> _Material for this task_
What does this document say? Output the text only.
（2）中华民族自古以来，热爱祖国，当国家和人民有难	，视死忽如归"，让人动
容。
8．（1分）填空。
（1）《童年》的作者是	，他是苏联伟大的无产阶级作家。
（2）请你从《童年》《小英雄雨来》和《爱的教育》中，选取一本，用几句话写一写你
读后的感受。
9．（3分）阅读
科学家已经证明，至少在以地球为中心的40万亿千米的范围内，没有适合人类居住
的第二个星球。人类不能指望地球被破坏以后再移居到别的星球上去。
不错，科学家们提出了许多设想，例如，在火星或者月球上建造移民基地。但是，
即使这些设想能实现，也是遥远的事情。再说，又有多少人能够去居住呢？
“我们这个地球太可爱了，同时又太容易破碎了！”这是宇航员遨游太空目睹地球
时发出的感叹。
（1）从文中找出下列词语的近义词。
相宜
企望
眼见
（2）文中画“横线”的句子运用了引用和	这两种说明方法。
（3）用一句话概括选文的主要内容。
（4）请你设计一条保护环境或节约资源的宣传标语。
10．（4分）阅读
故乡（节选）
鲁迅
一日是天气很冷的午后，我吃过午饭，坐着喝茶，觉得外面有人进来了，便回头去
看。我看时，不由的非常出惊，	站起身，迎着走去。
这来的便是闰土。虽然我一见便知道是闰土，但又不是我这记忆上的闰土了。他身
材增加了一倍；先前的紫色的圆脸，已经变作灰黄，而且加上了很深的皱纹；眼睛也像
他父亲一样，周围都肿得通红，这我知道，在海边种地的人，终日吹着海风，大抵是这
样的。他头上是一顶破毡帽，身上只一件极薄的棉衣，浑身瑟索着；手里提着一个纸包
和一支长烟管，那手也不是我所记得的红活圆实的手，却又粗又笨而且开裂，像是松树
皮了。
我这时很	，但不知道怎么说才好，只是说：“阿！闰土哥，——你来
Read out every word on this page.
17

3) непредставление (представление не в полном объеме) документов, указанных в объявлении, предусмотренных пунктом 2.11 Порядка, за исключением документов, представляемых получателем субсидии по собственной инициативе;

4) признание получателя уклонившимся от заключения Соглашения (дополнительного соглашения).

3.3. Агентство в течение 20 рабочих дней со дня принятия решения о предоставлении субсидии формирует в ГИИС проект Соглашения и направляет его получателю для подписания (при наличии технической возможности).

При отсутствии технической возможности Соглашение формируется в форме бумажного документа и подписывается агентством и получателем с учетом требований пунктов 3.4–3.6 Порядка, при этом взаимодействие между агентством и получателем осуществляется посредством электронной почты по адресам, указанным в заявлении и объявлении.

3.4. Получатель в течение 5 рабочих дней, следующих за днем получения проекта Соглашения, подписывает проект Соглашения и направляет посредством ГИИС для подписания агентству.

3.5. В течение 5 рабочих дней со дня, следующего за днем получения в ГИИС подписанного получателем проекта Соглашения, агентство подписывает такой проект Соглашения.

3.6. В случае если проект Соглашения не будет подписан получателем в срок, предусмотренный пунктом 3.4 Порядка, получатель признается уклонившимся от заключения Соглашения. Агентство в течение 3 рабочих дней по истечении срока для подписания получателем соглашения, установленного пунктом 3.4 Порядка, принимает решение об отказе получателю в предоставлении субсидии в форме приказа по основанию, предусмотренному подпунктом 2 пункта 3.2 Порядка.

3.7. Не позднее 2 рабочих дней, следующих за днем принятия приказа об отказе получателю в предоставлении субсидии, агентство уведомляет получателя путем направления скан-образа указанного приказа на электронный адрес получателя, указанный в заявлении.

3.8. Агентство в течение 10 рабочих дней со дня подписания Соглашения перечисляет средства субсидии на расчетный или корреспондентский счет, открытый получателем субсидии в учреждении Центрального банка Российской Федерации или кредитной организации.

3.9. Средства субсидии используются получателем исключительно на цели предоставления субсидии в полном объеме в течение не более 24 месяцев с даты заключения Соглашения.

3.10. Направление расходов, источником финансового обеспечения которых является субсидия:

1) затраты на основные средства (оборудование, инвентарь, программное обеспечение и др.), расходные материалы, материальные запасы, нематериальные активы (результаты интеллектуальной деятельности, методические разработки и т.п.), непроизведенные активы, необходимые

> _Written exercise_
Restate each of the entries above verbatim.

> _Solution below_
What does this document say? Output the text only.
（2）中华民族自古以来，热爱祖国，当国家和人民有难	，视死忽如归"，让人动
容。
8．（1分）填空。
（1）《童年》的作者是	，他是苏联伟大的无产阶级作家。
（2）请你从《童年》《小英雄雨来》和《爱的教育》中，选取一本，用几句话写一写你
读后的感受。
9．（3分）阅读
科学家已经证明，至少在以地球为中心的40万亿千米的范围内，没有适合人类居住
的第二个星球。人类不能指望地球被破坏以后再移居到别的星球上去。
不错，科学家们提出了许多设想，例如，在火星或者月球上建造移民基地。但是，
即使这些设想能实现，也是遥远的事情。再说，又有多少人能够去居住呢？
“我们这个地球太可爱了，同时又太容易破碎了！”这是宇航员遨游太空目睹地球
时发出的感叹。
（1）从文中找出下列词语的近义词。
相宜
企望
眼见
（2）文中画“横线”的句子运用了引用和	这两种说明方法。
（3）用一句话概括选文的主要内容。
（4）请你设计一条保护环境或节约资源的宣传标语。
10．（4分）阅读
故乡（节选）
鲁迅
一日是天气很冷的午后，我吃过午饭，坐着喝茶，觉得外面有人进来了，便回头去
看。我看时，不由的非常出惊，	站起身，迎着走去。
这来的便是闰土。虽然我一见便知道是闰土，但又不是我这记忆上的闰土了。他身
材增加了一倍；先前的紫色的圆脸，已经变作灰黄，而且加上了很深的皱纹；眼睛也像
他父亲一样，周围都肿得通红，这我知道，在海边种地的人，终日吹着海风，大抵是这
样的。他头上是一顶破毡帽，身上只一件极薄的棉衣，浑身瑟索着；手里提着一个纸包
和一支长烟管，那手也不是我所记得的红活圆实的手，却又粗又笨而且开裂，像是松树
皮了。
我这时很	，但不知道怎么说才好，只是说：“阿！闰土哥，——你来
Read out every word on this page.
17

3) непредставление (представление не в полном объеме) документов, указанных в объявлении, предусмотренных пунктом 2.11 Порядка, за исключением документов, представляемых получателем субсидии по собственной инициативе;

4) признание получателя уклонившимся от заключения Соглашения (дополнительного соглашения).

3.3. Агентство в течение 20 рабочих дней со дня принятия решения о предоставлении субсидии формирует в ГИИС проект Соглашения и направляет его получателю для подписания (при наличии технической возможности).

При отсутствии технической возможности Соглашение формируется в форме бумажного документа и подписывается агентством и получателем с учетом требований пунктов 3.4–3.6 Порядка, при этом взаимодействие между агентством и получателем осуществляется посредством электронной почты по адресам, указанным в заявлении и объявлении.

3.4. Получатель в течение 5 рабочих дней, следующих за днем получения проекта Соглашения, подписывает проект Соглашения и направляет посредством ГИИС для подписания агентству.

3.5. В течение 5 рабочих дней со дня, следующего за днем получения в ГИИС подписанного получателем проекта Соглашения, агентство подписывает такой проект Соглашения.

3.6. В случае если проект Соглашения не будет подписан получателем в срок, предусмотренный пунктом 3.4 Порядка, получатель признается уклонившимся от заключения Соглашения. Агентство в течение 3 рабочих дней по истечении срока для подписания получателем соглашения, установленного пунктом 3.4 Порядка, принимает решение об отказе получателю в предоставлении субсидии в форме приказа по основанию, предусмотренному подпунктом 2 пункта 3.2 Порядка.

3.7. Не позднее 2 рабочих дней, следующих за днем принятия приказа об отказе получателю в предоставлении субсидии, агентство уведомляет получателя путем направления скан-образа указанного приказа на электронный адрес получателя, указанный в заявлении.

3.8. Агентство в течение 10 рабочих дней со дня подписания Соглашения перечисляет средства субсидии на расчетный или корреспондентский счет, открытый получателем субсидии в учреждении Центрального банка Российской Федерации или кредитной организации.

3.9. Средства субсидии используются получателем исключительно на цели предоставления субсидии в полном объеме в течение не более 24 месяцев с даты заключения Соглашения.

3.10. Направление расходов, источником финансового обеспечения которых является субсидия:

1) затраты на основные средства (оборудование, инвентарь, программное обеспечение и др.), расходные материалы, материальные запасы, нематериальные активы (результаты интеллектуальной деятельности, методические разработки и т.п.), непроизведенные активы, необходимые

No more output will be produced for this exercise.